§ **Alıntı Metin**
Akıl, bütün dinlerin öz hallerinde ki amaçları bu olduğuna göre böyledir diyor. Kur’an-ı Kerim’in bir çok ayetinde de “herşey aslına döner. Sonunda dönüş yine Allah’adır” sözlerinin anlamı başka nasıl izah edilebilir ki? Bir nefes olan ruh/can Hakk’ın Zat’ından olduğuna göre, yakılmak yok edilmek istenen nedir? Nedendir? Mesele sadece tertemiz olan “can”ı benlik/nefis ile kirletilmiş halinden özbenliğine kavuşturmaktır. İşte “Bir zaman gelecek herşey yok olacak, ebedi olarak yalnız Tanrı kalacak” ayetinin karşılığı aslına dönüşen/dönüştürülen bütün ruhların/canların aslı/Zat’ı ile bir (Vahdet-i Vücut) olmasıdır.

Cehennem ateşi bu canın/ruhun benliğinden/nefsinden sıyrılışının verdiği acıdır. Olgunlaşmış cevizin zehir gibi olan yeşil kabuğundan sıyrılması/kurtulması gibi. Cennet ise, bu evrimini diğerlerinden daha önce tamamlamış, arınmış canların/ ruhların evrenselliğidir.

Erenler adından da anlaşıldığı gibi kendini bilme, kendinde Hakk’ı görme yetisine ulaşmış olanların evrenselliğidir. Burada ki evrensellik bütün evrende var oluş anlamındadır. Ve bu evrensellikleri ile yol göstericiliklerine devam ederler. Yani rûya gibi mânâ aleminden göründükleri gibi, gerektiğinde bâtîn hallerinden sıyrılıp bir zaman için zahir hale bürünme yetileri vardır. Mucizeler, kerametler ancak bu yeti ile gerçekleşebilir.

§ **Verilen Bilgiler**
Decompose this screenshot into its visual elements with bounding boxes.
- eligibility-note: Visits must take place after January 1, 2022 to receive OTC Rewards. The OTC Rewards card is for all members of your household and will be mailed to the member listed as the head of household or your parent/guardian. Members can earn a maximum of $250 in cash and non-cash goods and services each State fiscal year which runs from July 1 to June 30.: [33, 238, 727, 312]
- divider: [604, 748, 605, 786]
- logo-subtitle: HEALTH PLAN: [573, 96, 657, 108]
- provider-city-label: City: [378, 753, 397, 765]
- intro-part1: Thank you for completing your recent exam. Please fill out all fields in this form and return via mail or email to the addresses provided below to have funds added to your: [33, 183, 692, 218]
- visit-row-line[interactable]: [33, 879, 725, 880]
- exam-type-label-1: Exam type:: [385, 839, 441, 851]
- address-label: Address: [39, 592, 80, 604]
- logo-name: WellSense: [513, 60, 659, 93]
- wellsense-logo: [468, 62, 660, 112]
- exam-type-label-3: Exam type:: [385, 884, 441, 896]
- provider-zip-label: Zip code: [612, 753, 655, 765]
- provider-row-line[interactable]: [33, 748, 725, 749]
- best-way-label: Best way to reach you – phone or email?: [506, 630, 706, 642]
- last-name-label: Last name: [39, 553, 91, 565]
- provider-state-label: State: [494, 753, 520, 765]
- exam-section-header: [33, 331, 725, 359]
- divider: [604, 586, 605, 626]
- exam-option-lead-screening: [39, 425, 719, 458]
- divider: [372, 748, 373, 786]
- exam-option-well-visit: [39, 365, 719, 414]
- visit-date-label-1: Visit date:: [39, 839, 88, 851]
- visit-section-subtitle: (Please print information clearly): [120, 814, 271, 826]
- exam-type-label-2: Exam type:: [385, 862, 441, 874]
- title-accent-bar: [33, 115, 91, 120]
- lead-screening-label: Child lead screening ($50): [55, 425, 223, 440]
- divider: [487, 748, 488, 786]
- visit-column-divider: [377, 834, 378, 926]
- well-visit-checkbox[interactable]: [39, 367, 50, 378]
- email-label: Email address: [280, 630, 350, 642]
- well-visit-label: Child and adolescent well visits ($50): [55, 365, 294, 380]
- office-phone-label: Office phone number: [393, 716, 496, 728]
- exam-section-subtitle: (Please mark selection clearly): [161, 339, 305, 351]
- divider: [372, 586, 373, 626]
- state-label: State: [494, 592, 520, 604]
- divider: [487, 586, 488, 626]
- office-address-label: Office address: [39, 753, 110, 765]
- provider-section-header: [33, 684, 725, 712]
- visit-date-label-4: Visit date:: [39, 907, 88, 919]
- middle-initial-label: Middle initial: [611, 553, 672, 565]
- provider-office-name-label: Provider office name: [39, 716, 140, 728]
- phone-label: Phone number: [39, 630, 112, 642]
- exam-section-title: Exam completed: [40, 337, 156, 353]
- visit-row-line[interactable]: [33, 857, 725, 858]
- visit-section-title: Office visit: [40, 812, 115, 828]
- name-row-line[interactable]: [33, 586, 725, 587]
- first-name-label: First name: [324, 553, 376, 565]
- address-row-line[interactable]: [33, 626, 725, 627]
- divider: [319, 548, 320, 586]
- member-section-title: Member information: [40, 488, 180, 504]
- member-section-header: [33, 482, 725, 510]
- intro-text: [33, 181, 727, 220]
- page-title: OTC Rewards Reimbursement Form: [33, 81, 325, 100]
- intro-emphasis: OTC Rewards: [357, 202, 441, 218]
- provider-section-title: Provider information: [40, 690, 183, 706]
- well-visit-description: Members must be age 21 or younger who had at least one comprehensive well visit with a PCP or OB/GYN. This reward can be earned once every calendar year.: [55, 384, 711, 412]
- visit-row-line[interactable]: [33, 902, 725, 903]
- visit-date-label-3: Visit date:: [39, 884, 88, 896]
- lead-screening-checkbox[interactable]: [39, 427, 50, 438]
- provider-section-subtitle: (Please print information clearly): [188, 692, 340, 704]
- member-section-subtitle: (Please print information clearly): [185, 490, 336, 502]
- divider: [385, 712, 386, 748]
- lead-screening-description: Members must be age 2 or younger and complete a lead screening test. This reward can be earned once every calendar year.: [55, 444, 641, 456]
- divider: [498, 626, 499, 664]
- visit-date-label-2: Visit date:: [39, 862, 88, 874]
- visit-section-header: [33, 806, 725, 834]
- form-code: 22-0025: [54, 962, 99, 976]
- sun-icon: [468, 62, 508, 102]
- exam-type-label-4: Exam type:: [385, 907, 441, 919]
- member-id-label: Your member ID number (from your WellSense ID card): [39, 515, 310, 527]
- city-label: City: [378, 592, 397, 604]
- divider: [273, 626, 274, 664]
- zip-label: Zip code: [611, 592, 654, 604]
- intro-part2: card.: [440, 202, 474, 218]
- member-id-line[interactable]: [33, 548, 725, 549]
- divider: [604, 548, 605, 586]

§ **Amaç**
Alıntı metinde "Akıl, bütün dinlerin" ifadesini içeren sözlerle açılıp "canların/ ruhların evrenselliğidir." ile kapanan bölümü yeniden yazın. Bu bölümde "Cennet" adını "Firdevs" olarak değiştirin. Kayıtların bu çalışmayla hiçbir ilgisi yoktur.

§ **Yazılı Yanıt**
Akıl, bütün dinlerin öz hallerinde ki amaçları bu olduğuna göre böyledir diyor. Kur’an-ı Kerim’in bir çok ayetinde de “herşey aslına döner. Sonunda dönüş yine Allah’adır” sözlerinin anlamı başka nasıl izah edilebilir ki? Bir nefes olan ruh/can Hakk’ın Zat’ından olduğuna göre, yakılmak yok edilmek istenen nedir? Nedendir? Mesele sadece tertemiz olan “can”ı benlik/nefis ile kirletilmiş halinden özbenliğine kavuşturmaktır. İşte “Bir zaman gelecek herşey yok olacak, ebedi olarak yalnız Tanrı kalacak” ayetinin karşılığı aslına dönüşen/dönüştürülen bütün ruhların/canların aslı/Zat’ı ile bir (Vahdet-i Vücut) olmasıdır.

Cehennem ateşi bu canın/ruhun benliğinden/nefsinden sıyrılışının verdiği acıdır. Olgunlaşmış cevizin zehir gibi olan yeşil kabuğundan sıyrılması/kurtulması gibi. Firdevs ise, bu evrimini diğerlerinden daha önce tamamlamış, arınmış canların/ ruhların evrenselliğidir.